Problem to work on
Print the entire listing. Each line must match the original exactly.
# START OF Supplied information
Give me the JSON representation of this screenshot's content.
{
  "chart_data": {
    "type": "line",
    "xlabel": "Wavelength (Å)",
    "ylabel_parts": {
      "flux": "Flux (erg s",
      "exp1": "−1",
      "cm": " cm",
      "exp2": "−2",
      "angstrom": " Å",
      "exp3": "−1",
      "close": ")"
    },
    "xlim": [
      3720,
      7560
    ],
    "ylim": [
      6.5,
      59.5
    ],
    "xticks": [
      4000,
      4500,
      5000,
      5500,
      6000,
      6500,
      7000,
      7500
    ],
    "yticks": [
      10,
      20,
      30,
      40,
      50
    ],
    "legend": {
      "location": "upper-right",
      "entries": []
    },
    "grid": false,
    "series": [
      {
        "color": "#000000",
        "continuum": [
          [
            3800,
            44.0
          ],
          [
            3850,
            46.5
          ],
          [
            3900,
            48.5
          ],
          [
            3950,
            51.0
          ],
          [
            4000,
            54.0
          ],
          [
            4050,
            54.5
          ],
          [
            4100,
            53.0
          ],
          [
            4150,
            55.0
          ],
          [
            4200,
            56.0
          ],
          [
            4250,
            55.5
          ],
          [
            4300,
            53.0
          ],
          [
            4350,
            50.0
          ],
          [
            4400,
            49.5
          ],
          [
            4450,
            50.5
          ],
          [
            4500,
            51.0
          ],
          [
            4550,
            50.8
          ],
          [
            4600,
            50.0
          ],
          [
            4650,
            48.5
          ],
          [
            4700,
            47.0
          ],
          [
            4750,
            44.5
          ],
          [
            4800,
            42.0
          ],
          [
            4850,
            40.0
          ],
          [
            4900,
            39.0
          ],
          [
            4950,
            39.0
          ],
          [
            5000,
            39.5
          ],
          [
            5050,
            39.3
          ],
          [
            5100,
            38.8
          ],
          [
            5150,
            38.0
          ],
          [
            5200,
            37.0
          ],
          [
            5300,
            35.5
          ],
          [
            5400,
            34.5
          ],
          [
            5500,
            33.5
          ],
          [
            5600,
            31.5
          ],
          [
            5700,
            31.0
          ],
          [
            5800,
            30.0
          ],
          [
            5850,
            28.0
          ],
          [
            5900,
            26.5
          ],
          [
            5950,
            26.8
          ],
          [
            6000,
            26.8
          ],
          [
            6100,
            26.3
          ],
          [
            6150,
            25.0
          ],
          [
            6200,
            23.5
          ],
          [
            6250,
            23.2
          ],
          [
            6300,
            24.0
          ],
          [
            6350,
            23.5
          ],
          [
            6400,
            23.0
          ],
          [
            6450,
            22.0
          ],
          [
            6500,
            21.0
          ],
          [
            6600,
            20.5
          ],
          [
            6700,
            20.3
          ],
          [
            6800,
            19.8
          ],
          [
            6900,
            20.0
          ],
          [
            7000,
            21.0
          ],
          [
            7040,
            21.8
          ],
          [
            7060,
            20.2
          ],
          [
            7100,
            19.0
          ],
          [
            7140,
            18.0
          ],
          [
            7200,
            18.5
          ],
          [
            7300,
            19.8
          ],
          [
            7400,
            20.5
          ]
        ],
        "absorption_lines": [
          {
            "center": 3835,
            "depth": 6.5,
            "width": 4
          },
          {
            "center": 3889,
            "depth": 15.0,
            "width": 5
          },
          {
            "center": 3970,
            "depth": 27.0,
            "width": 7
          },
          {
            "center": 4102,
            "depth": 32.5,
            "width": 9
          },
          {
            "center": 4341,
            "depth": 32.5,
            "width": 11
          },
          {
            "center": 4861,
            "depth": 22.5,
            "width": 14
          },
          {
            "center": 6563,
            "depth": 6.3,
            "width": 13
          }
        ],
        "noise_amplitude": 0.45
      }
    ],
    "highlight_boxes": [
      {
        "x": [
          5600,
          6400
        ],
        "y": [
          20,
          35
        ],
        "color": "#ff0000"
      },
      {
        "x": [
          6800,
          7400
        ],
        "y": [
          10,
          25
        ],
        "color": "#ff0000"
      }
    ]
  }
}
# END OF Supplied information
Task result
Give me the JSON representation of this screenshot's content.
{
  "chart_data": {
    "type": "line",
    "xlabel": "Wavelength (Å)",
    "ylabel_parts": {
      "flux": "Flux (erg s",
      "exp1": "−1",
      "cm": " cm",
      "exp2": "−2",
      "angstrom": " Å",
      "exp3": "−1",
      "close": ")"
    },
    "xlim": [
      3720,
      7560
    ],
    "ylim": [
      6.5,
      59.5
    ],
    "xticks": [
      4000,
      4500,
      5000,
      5500,
      6000,
      6500,
      7000,
      7500
    ],
    "yticks": [
      10,
      20,
      30,
      40,
      50
    ],
    "legend": {
      "location": "upper-right",
      "entries": []
    },
    "grid": false,
    "series": [
      {
        "color": "#000000",
        "continuum": [
          [
            3800,
            44.0
          ],
          [
            3850,
            46.5
          ],
          [
            3900,
            48.5
          ],
          [
            3950,
            51.0
          ],
          [
            4000,
            54.0
          ],
          [
            4050,
            54.5
          ],
          [
            4100,
            53.0
          ],
          [
            4150,
            55.0
          ],
          [
            4200,
            56.0
          ],
          [
            4250,
            55.5
          ],
          [
            4300,
            53.0
          ],
          [
            4350,
            50.0
          ],
          [
            4400,
            49.5
          ],
          [
            4450,
            50.5
          ],
          [
            4500,
            51.0
          ],
          [
            4550,
            50.8
          ],
          [
            4600,
            50.0
          ],
          [
            4650,
            48.5
          ],
          [
            4700,
            47.0
          ],
          [
            4750,
            44.5
          ],
          [
            4800,
            42.0
          ],
          [
            4850,
            40.0
          ],
          [
            4900,
            39.0
          ],
          [
            4950,
            39.0
          ],
          [
            5000,
            39.5
          ],
          [
            5050,
            39.3
          ],
          [
            5100,
            38.8
          ],
          [
            5150,
            38.0
          ],
          [
            5200,
            37.0
          ],
          [
            5300,
            35.5
          ],
          [
            5400,
            34.5
          ],
          [
            5500,
            33.5
          ],
          [
            5600,
            31.5
          ],
          [
            5700,
            31.0
          ],
          [
            5800,
            30.0
          ],
          [
            5850,
            28.0
          ],
          [
            5900,
            26.5
          ],
          [
            5950,
            26.8
          ],
          [
            6000,
            26.8
          ],
          [
            6100,
            26.3
          ],
          [
            6150,
            25.0
          ],
          [
            6200,
            23.5
          ],
          [
            6250,
            23.2
          ],
          [
            6300,
            24.0
          ],
          [
            6350,
            23.5
          ],
          [
            6400,
            23.0
          ],
          [
            6450,
            22.0
          ],
          [
            6500,
            21.0
          ],
          [
            6600,
            20.5
          ],
          [
            6700,
            20.3
          ],
          [
            6800,
            19.8
          ],
          [
            6900,
            20.0
          ],
          [
            7000,
            21.0
          ],
          [
            7040,
            21.8
          ],
          [
            7060,
            20.2
          ],
          [
            7100,
            19.0
          ],
          [
            7140,
            18.0
          ],
          [
            7200,
            18.5
          ],
          [
            7300,
            19.8
          ],
          [
            7400,
            20.5
          ]
        ],
        "absorption_lines": [
          {
            "center": 3835,
            "depth": 6.5,
            "width": 4
          },
          {
            "center": 3889,
            "depth": 15.0,
            "width": 5
          },
          {
            "center": 3970,
            "depth": 27.0,
            "width": 7
          },
          {
            "center": 4102,
            "depth": 32.5,
            "width": 9
          },
          {
            "center": 4341,
            "depth": 32.5,
            "width": 11
          },
          {
            "center": 4861,
            "depth": 22.5,
            "width": 14
          },
          {
            "center": 6563,
            "depth": 6.3,
            "width": 13
          }
        ],
        "noise_amplitude": 0.45
      }
    ],
    "highlight_boxes": [
      {
        "x": [
          5600,
          6400
        ],
        "y": [
          20,
          35
        ],
        "color": "#ff0000"
      },
      {
        "x": [
          6800,
          7400
        ],
        "y": [
          10,
          25
        ],
        "color": "#ff0000"
      }
    ]
  }
}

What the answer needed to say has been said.